* Begin Listing *

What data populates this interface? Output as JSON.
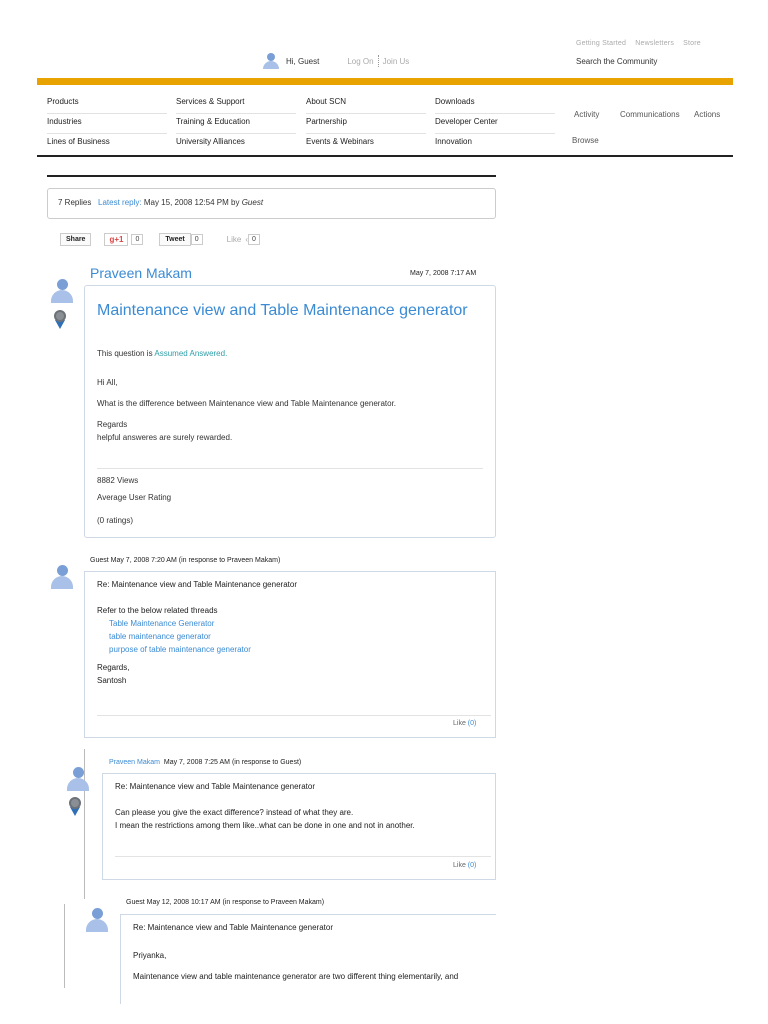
{
  "header": {
    "top_links": [
      "Getting Started",
      "Newsletters",
      "Store"
    ],
    "search_label": "Search the Community",
    "greeting": "Hi, Guest",
    "login": "Log On",
    "join": "Join Us",
    "accent_color": "#e8a300"
  },
  "nav": {
    "col1": [
      "Products",
      "Industries",
      "Lines of Business"
    ],
    "col2": [
      "Services & Support",
      "Training & Education",
      "University Alliances"
    ],
    "col3": [
      "About SCN",
      "Partnership",
      "Events & Webinars"
    ],
    "col4": [
      "Downloads",
      "Developer Center",
      "Innovation"
    ],
    "right_tabs": [
      "Activity",
      "Communications",
      "Actions"
    ],
    "browse": "Browse"
  },
  "thread": {
    "replies_count": "7 Replies",
    "latest_label": "Latest reply:",
    "latest_date": "May 15, 2008 12:54 PM by",
    "latest_by": "Guest",
    "share": "Share",
    "gplus": "+1",
    "gplus_count": "0",
    "tweet": "Tweet",
    "tweet_count": "0",
    "like_label": "Like",
    "like_count": "0"
  },
  "question": {
    "author": "Praveen Makam",
    "date": "May 7, 2008 7:17 AM",
    "title": "Maintenance view and Table Maintenance generator",
    "status_prefix": "This question is",
    "status_link": "Assumed Answered.",
    "body": [
      "Hi All,",
      "What is the difference between Maintenance view and Table Maintenance generator.",
      "Regards",
      "helpful answeres are surely rewarded."
    ],
    "views": "8882 Views",
    "rating_label": "Average User Rating",
    "ratings": "(0 ratings)"
  },
  "replies": [
    {
      "author": "Guest",
      "date": "May 7, 2008 7:20 AM",
      "in_response": "(in response to Praveen Makam)",
      "subject": "Re: Maintenance view and Table Maintenance generator",
      "intro": "Refer to the below related threads",
      "links": [
        "Table Maintenance Generator",
        "table maintenance generator",
        "purpose of table maintenance generator"
      ],
      "sign1": "Regards,",
      "sign2": "Santosh",
      "like": "Like",
      "like_count": "(0)"
    },
    {
      "author": "Praveen Makam",
      "date": "May 7, 2008 7:25 AM",
      "in_response": "(in response to Guest)",
      "subject": "Re: Maintenance view and Table Maintenance generator",
      "line1": "Can please you give the exact difference? instead of what they are.",
      "line2": "I mean the restrictions among them like..what can be done in one and not in another.",
      "like": "Like",
      "like_count": "(0)"
    },
    {
      "author": "Guest",
      "date": "May 12, 2008 10:17 AM",
      "in_response": "(in response to Praveen Makam)",
      "subject": "Re: Maintenance view and Table Maintenance generator",
      "line1": "Priyanka,",
      "line2": "Maintenance view and table maintenance generator are two different thing elementarily, and"
    }
  ]
}
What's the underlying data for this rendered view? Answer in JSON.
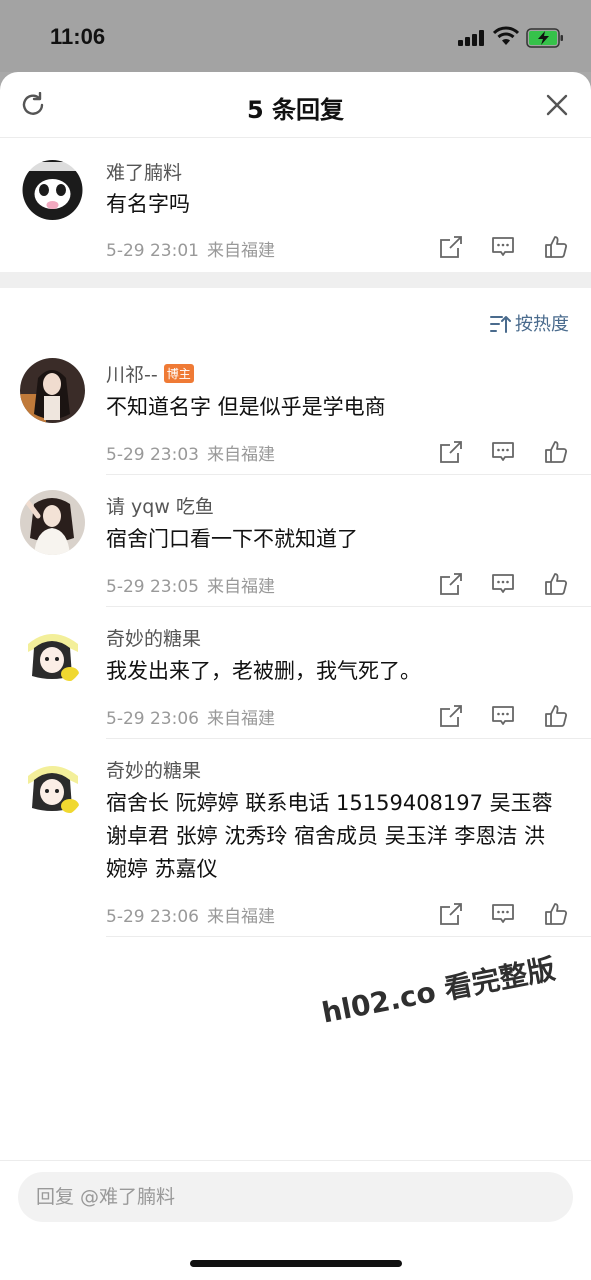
{
  "status_bar": {
    "time": "11:06"
  },
  "sheet": {
    "title": "5 条回复"
  },
  "parent_comment": {
    "username": "难了腩料",
    "text": "有名字吗",
    "date": "5-29 23:01",
    "location": "来自福建"
  },
  "sort_label": "按热度",
  "replies": [
    {
      "username": "川祁--",
      "badge": "博主",
      "text": "不知道名字 但是似乎是学电商",
      "date": "5-29 23:03",
      "location": "来自福建"
    },
    {
      "username": "请 yqw 吃鱼",
      "text": "宿舍门口看一下不就知道了",
      "date": "5-29 23:05",
      "location": "来自福建"
    },
    {
      "username": "奇妙的糖果",
      "text": "我发出来了，老被删，我气死了。",
      "date": "5-29 23:06",
      "location": "来自福建"
    },
    {
      "username": "奇妙的糖果",
      "text": "宿舍长 阮婷婷 联系电话 15159408197 吴玉蓉 谢卓君 张婷 沈秀玲 宿舍成员 吴玉洋 李恩洁 洪婉婷 苏嘉仪",
      "date": "5-29 23:06",
      "location": "来自福建"
    }
  ],
  "watermark": "hl02.co 看完整版",
  "reply_box": {
    "placeholder": "回复 @难了腩料"
  },
  "colors": {
    "link": "#4a6b8d",
    "badge": "#ef7a35",
    "meta": "#999999",
    "battery": "#36c24a"
  }
}
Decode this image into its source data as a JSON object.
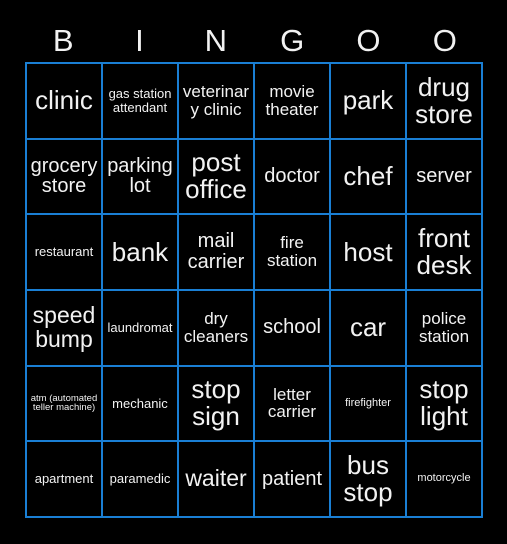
{
  "card": {
    "background_color": "#000000",
    "grid_line_color": "#1a7fd4",
    "text_color": "#f2f2f2",
    "columns": 6,
    "rows": 6,
    "header": {
      "letters": [
        "B",
        "I",
        "N",
        "G",
        "O",
        "O"
      ]
    },
    "cells": [
      [
        {
          "text": "clinic",
          "size": "sz-xxl"
        },
        {
          "text": "gas station attendant",
          "size": "sz-s"
        },
        {
          "text": "veterinary clinic",
          "size": "sz-m"
        },
        {
          "text": "movie theater",
          "size": "sz-m"
        },
        {
          "text": "park",
          "size": "sz-xxl"
        },
        {
          "text": "drug store",
          "size": "sz-xxl"
        }
      ],
      [
        {
          "text": "grocery store",
          "size": "sz-l"
        },
        {
          "text": "parking lot",
          "size": "sz-l"
        },
        {
          "text": "post office",
          "size": "sz-xxl"
        },
        {
          "text": "doctor",
          "size": "sz-l"
        },
        {
          "text": "chef",
          "size": "sz-xxl"
        },
        {
          "text": "server",
          "size": "sz-l"
        }
      ],
      [
        {
          "text": "restaurant",
          "size": "sz-s"
        },
        {
          "text": "bank",
          "size": "sz-xxl"
        },
        {
          "text": "mail carrier",
          "size": "sz-l"
        },
        {
          "text": "fire station",
          "size": "sz-m"
        },
        {
          "text": "host",
          "size": "sz-xxl"
        },
        {
          "text": "front desk",
          "size": "sz-xxl"
        }
      ],
      [
        {
          "text": "speed bump",
          "size": "sz-xl"
        },
        {
          "text": "laundromat",
          "size": "sz-s"
        },
        {
          "text": "dry cleaners",
          "size": "sz-m"
        },
        {
          "text": "school",
          "size": "sz-l"
        },
        {
          "text": "car",
          "size": "sz-xxl"
        },
        {
          "text": "police station",
          "size": "sz-m"
        }
      ],
      [
        {
          "text": "atm (automated teller machine)",
          "size": "sz-xxs"
        },
        {
          "text": "mechanic",
          "size": "sz-s"
        },
        {
          "text": "stop sign",
          "size": "sz-xxl"
        },
        {
          "text": "letter carrier",
          "size": "sz-m"
        },
        {
          "text": "firefighter",
          "size": "sz-xs"
        },
        {
          "text": "stop light",
          "size": "sz-xxl"
        }
      ],
      [
        {
          "text": "apartment",
          "size": "sz-s"
        },
        {
          "text": "paramedic",
          "size": "sz-s"
        },
        {
          "text": "waiter",
          "size": "sz-xl"
        },
        {
          "text": "patient",
          "size": "sz-l"
        },
        {
          "text": "bus stop",
          "size": "sz-xxl"
        },
        {
          "text": "motorcycle",
          "size": "sz-xs"
        }
      ]
    ]
  }
}
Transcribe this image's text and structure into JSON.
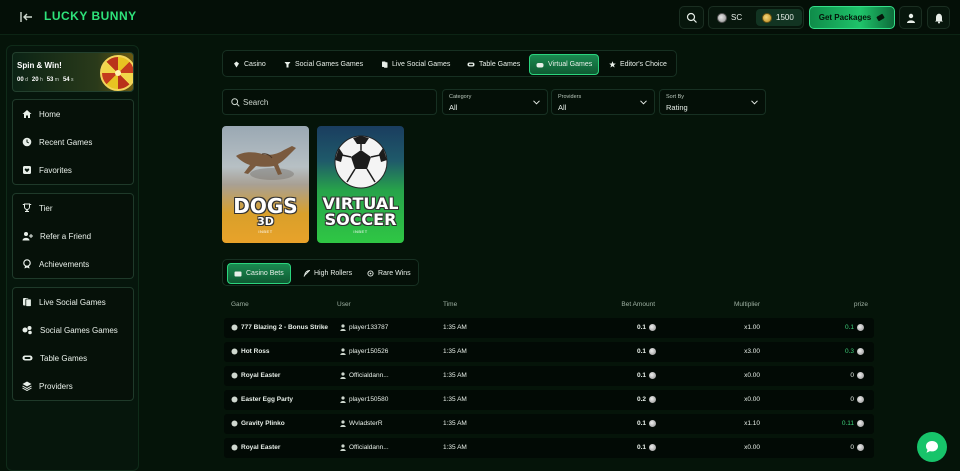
{
  "header": {
    "brand": "LUCKY BUNNY",
    "sc_label": "SC",
    "gc_value": "1500",
    "get_packages": "Get Packages"
  },
  "sidebar": {
    "promo": {
      "title": "Spin & Win!",
      "timer": [
        {
          "value": "00",
          "unit": "d"
        },
        {
          "value": "20",
          "unit": "h"
        },
        {
          "value": "53",
          "unit": "m"
        },
        {
          "value": "54",
          "unit": "s"
        }
      ]
    },
    "group1": [
      "Home",
      "Recent Games",
      "Favorites"
    ],
    "group2": [
      "Tier",
      "Refer a Friend",
      "Achievements"
    ],
    "group3": [
      "Live Social Games",
      "Social Games Games",
      "Table Games",
      "Providers"
    ]
  },
  "categories": {
    "tabs": [
      "Casino",
      "Social Games Games",
      "Live Social Games",
      "Table Games",
      "Virtual Games",
      "Editor's Choice"
    ],
    "active": "Virtual Games"
  },
  "filters": {
    "search_placeholder": "Search",
    "category": {
      "label": "Category",
      "value": "All"
    },
    "providers": {
      "label": "Providers",
      "value": "All"
    },
    "sort": {
      "label": "Sort By",
      "value": "Rating"
    }
  },
  "games": [
    {
      "line1": "DOGS",
      "line2": "3D",
      "sub": "INBET"
    },
    {
      "line1": "VIRTUAL",
      "line2": "SOCCER",
      "sub": "INBET"
    }
  ],
  "bets": {
    "tabs": [
      "Casino Bets",
      "High Rollers",
      "Rare Wins"
    ],
    "active": "Casino Bets",
    "columns": [
      "Game",
      "User",
      "Time",
      "Bet Amount",
      "Multiplier",
      "prize"
    ],
    "rows": [
      {
        "game": "777 Blazing 2 - Bonus Strike",
        "user": "player133787",
        "time": "1:35 AM",
        "bet": "0.1",
        "mult": "x1.00",
        "prize": "0.1",
        "win": true
      },
      {
        "game": "Hot Ross",
        "user": "player150526",
        "time": "1:35 AM",
        "bet": "0.1",
        "mult": "x3.00",
        "prize": "0.3",
        "win": true
      },
      {
        "game": "Royal Easter",
        "user": "Officialdann...",
        "time": "1:35 AM",
        "bet": "0.1",
        "mult": "x0.00",
        "prize": "0",
        "win": false
      },
      {
        "game": "Easter Egg Party",
        "user": "player150580",
        "time": "1:35 AM",
        "bet": "0.2",
        "mult": "x0.00",
        "prize": "0",
        "win": false
      },
      {
        "game": "Gravity Plinko",
        "user": "WvladsterR",
        "time": "1:35 AM",
        "bet": "0.1",
        "mult": "x1.10",
        "prize": "0.11",
        "win": true
      },
      {
        "game": "Royal Easter",
        "user": "Officialdann...",
        "time": "1:35 AM",
        "bet": "0.1",
        "mult": "x0.00",
        "prize": "0",
        "win": false
      }
    ]
  }
}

* End Listing *

_Aim of the task_
Where a line in the material above holds "JSON", copy that line.

_Task result_
What data populates this interface? Output as JSON.
What's the underlying data for this rendered view? Answer in JSON.
Decode this image into its source data as a JSON object.
Transcribe this image's text and structure into JSON.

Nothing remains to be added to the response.